- [YOUR OBJECTIVE]
Copy all the entries word for word, but omit the pictures.

## start INFORMATION GIVEN

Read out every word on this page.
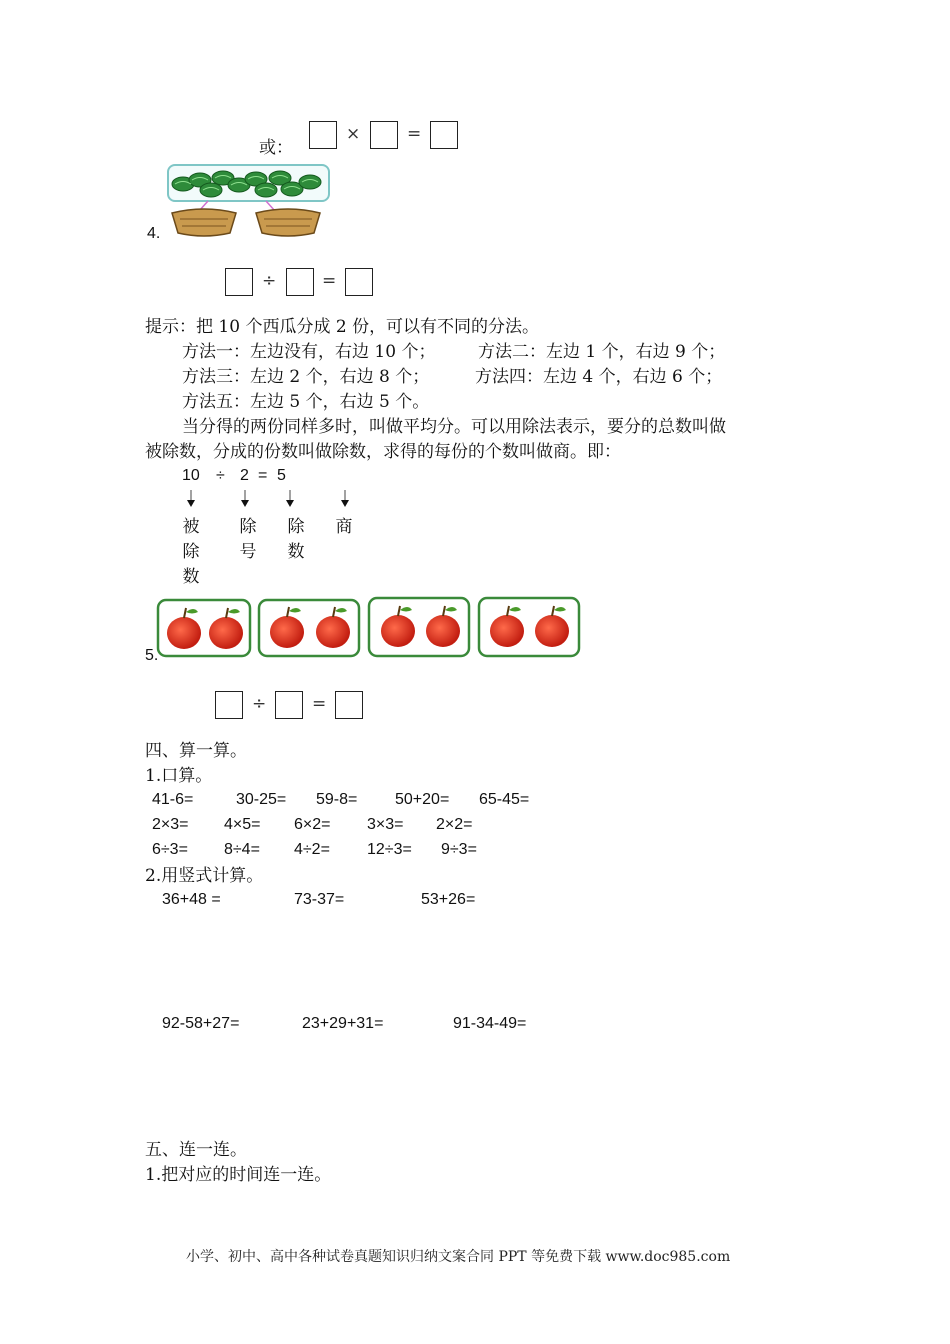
或：
×	=
4.
÷	=
提示：把 10 个西瓜分成 2 份，可以有不同的分法。
方法一：左边没有，右边 10 个；	方法二：左边 1 个，右边 9 个；
方法三：左边 2 个，右边 8 个；	方法四：左边 4 个，右边 6 个；
方法五：左边 5 个，右边 5 个。
当分得的两份同样多时，叫做平均分。可以用除法表示，要分的总数叫做
被除数，分成的份数叫做除数，求得的每份的个数叫做商。即：
10 ÷ 2 = 5
被除数
除号
除数
商
5.
÷	=
四、算一算。
1.口算。
41-6=	30-25= 59-8= 50+20= 65-45=
2×3= 4×5= 6×2= 3×3= 2×2=
6÷3= 8÷4= 4÷2= 12÷3= 9÷3=
2.用竖式计算。
36+48 =	73-37=	53+26=
92-58+27=	23+29+31=	91-34-49=
五、连一连。
1.把对应的时间连一连。
小学、初中、高中各种试卷真题知识归纳文案合同 PPT 等免费下载 www.doc985.com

## end INFORMATION GIVEN

- [TASK SOLUTION]
Read out every word on this page.
或：
×	=
4.
÷	=
提示：把 10 个西瓜分成 2 份，可以有不同的分法。
方法一：左边没有，右边 10 个；	方法二：左边 1 个，右边 9 个；
方法三：左边 2 个，右边 8 个；	方法四：左边 4 个，右边 6 个；
方法五：左边 5 个，右边 5 个。
当分得的两份同样多时，叫做平均分。可以用除法表示，要分的总数叫做
被除数，分成的份数叫做除数，求得的每份的个数叫做商。即：
10 ÷ 2 = 5
被除数
除号
除数
商
5.
÷	=
四、算一算。
1.口算。
41-6=	30-25= 59-8= 50+20= 65-45=
2×3= 4×5= 6×2= 3×3= 2×2=
6÷3= 8÷4= 4÷2= 12÷3= 9÷3=
2.用竖式计算。
36+48 =	73-37=	53+26=
92-58+27=	23+29+31=	91-34-49=
五、连一连。
1.把对应的时间连一连。
小学、初中、高中各种试卷真题知识归纳文案合同 PPT 等免费下载 www.doc985.com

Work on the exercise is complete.